**TASK TO CARRY OUT:** Say how many lines contain the word "this" and give no other text.

**MATERIAL TO PROCESS:**
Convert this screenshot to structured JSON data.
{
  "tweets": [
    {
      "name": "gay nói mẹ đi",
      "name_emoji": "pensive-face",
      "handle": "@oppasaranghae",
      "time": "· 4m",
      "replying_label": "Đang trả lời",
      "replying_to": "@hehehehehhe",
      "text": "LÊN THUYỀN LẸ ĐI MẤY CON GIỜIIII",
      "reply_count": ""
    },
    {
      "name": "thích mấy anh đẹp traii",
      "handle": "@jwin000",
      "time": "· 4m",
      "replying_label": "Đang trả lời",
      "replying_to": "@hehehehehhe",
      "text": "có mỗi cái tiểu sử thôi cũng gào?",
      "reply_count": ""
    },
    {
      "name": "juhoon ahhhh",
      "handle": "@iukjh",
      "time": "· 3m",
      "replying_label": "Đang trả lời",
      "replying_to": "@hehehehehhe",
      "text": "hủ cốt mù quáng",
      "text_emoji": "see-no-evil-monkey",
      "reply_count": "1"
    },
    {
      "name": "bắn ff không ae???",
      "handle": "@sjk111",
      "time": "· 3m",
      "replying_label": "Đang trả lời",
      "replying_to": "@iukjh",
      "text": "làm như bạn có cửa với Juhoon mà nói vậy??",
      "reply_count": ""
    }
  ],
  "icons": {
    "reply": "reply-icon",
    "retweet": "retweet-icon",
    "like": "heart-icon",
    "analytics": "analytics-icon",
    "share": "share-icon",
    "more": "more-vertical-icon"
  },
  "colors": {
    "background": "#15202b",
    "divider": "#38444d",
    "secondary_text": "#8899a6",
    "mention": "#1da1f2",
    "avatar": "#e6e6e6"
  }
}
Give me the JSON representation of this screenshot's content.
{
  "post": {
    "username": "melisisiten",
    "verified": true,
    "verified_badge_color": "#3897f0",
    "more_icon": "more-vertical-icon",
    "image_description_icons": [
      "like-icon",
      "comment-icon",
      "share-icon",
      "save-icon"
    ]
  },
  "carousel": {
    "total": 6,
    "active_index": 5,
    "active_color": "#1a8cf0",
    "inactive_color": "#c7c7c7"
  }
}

**RESPONSE:** 2